> _Stated exercise_: Output every record below exactly as it appears.
BEGIN Task inputs
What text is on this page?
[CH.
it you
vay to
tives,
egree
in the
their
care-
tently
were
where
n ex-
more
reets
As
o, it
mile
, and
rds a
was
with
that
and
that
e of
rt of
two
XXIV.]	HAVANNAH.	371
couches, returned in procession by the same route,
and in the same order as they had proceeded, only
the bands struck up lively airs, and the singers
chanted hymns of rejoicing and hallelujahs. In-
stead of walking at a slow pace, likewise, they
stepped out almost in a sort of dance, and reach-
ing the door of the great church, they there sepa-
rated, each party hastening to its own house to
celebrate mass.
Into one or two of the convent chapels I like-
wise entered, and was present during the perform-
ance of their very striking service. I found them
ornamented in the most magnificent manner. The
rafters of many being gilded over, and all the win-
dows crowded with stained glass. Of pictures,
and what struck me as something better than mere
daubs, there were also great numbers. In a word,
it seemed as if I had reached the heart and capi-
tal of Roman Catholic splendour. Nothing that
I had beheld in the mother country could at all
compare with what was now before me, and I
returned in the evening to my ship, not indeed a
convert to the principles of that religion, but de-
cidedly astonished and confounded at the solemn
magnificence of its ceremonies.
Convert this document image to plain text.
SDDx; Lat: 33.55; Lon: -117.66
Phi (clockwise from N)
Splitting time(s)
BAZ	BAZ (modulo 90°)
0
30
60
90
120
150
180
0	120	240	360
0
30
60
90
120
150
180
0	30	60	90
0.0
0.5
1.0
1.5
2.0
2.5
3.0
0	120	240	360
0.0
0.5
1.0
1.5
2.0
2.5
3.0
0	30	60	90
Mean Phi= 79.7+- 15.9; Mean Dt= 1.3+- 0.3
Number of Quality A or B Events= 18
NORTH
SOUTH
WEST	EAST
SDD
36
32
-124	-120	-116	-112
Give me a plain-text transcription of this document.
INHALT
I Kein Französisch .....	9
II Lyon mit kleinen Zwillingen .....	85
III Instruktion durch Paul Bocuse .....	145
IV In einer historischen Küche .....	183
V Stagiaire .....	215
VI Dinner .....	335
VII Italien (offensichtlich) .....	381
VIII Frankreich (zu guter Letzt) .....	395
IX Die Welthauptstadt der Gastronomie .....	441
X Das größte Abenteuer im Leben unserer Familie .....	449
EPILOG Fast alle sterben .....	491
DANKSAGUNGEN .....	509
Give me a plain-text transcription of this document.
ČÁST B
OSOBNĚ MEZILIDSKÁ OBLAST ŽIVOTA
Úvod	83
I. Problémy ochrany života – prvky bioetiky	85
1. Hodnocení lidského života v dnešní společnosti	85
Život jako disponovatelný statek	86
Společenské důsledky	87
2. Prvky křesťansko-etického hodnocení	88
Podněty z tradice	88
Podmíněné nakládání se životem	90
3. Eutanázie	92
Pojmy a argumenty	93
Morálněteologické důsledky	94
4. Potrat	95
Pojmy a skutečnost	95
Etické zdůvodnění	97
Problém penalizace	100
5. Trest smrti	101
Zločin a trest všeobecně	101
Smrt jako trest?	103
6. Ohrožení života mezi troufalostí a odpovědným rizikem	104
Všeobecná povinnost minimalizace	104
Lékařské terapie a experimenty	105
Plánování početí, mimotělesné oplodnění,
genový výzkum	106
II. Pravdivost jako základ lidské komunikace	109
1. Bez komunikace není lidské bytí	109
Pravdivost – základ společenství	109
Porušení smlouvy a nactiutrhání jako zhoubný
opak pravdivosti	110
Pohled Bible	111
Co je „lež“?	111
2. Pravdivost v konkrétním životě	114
END Task inputs
> _Completed task_:
What text is on this page?
[CH.
it you
vay to
tives,
egree
in the
their
care-
tently
were
where
n ex-
more
reets
As
o, it
mile
, and
rds a
was
with
that
and
that
e of
rt of
two
XXIV.]	HAVANNAH.	371
couches, returned in procession by the same route,
and in the same order as they had proceeded, only
the bands struck up lively airs, and the singers
chanted hymns of rejoicing and hallelujahs. In-
stead of walking at a slow pace, likewise, they
stepped out almost in a sort of dance, and reach-
ing the door of the great church, they there sepa-
rated, each party hastening to its own house to
celebrate mass.
Into one or two of the convent chapels I like-
wise entered, and was present during the perform-
ance of their very striking service. I found them
ornamented in the most magnificent manner. The
rafters of many being gilded over, and all the win-
dows crowded with stained glass. Of pictures,
and what struck me as something better than mere
daubs, there were also great numbers. In a word,
it seemed as if I had reached the heart and capi-
tal of Roman Catholic splendour. Nothing that
I had beheld in the mother country could at all
compare with what was now before me, and I
returned in the evening to my ship, not indeed a
convert to the principles of that religion, but de-
cidedly astonished and confounded at the solemn
magnificence of its ceremonies.
Convert this document image to plain text.
SDDx; Lat: 33.55; Lon: -117.66
Phi (clockwise from N)
Splitting time(s)
BAZ	BAZ (modulo 90°)
0
30
60
90
120
150
180
0	120	240	360
0
30
60
90
120
150
180
0	30	60	90
0.0
0.5
1.0
1.5
2.0
2.5
3.0
0	120	240	360
0.0
0.5
1.0
1.5
2.0
2.5
3.0
0	30	60	90
Mean Phi= 79.7+- 15.9; Mean Dt= 1.3+- 0.3
Number of Quality A or B Events= 18
NORTH
SOUTH
WEST	EAST
SDD
36
32
-124	-120	-116	-112
Give me a plain-text transcription of this document.
INHALT
I Kein Französisch .....	9
II Lyon mit kleinen Zwillingen .....	85
III Instruktion durch Paul Bocuse .....	145
IV In einer historischen Küche .....	183
V Stagiaire .....	215
VI Dinner .....	335
VII Italien (offensichtlich) .....	381
VIII Frankreich (zu guter Letzt) .....	395
IX Die Welthauptstadt der Gastronomie .....	441
X Das größte Abenteuer im Leben unserer Familie .....	449
EPILOG Fast alle sterben .....	491
DANKSAGUNGEN .....	509
Give me a plain-text transcription of this document.
ČÁST B
OSOBNĚ MEZILIDSKÁ OBLAST ŽIVOTA
Úvod	83
I. Problémy ochrany života – prvky bioetiky	85
1. Hodnocení lidského života v dnešní společnosti	85
Život jako disponovatelný statek	86
Společenské důsledky	87
2. Prvky křesťansko-etického hodnocení	88
Podněty z tradice	88
Podmíněné nakládání se životem	90
3. Eutanázie	92
Pojmy a argumenty	93
Morálněteologické důsledky	94
4. Potrat	95
Pojmy a skutečnost	95
Etické zdůvodnění	97
Problém penalizace	100
5. Trest smrti	101
Zločin a trest všeobecně	101
Smrt jako trest?	103
6. Ohrožení života mezi troufalostí a odpovědným rizikem	104
Všeobecná povinnost minimalizace	104
Lékařské terapie a experimenty	105
Plánování početí, mimotělesné oplodnění,
genový výzkum	106
II. Pravdivost jako základ lidské komunikace	109
1. Bez komunikace není lidské bytí	109
Pravdivost – základ společenství	109
Porušení smlouvy a nactiutrhání jako zhoubný
opak pravdivosti	110
Pohled Bible	111
Co je „lež“?	111
2. Pravdivost v konkrétním životě	114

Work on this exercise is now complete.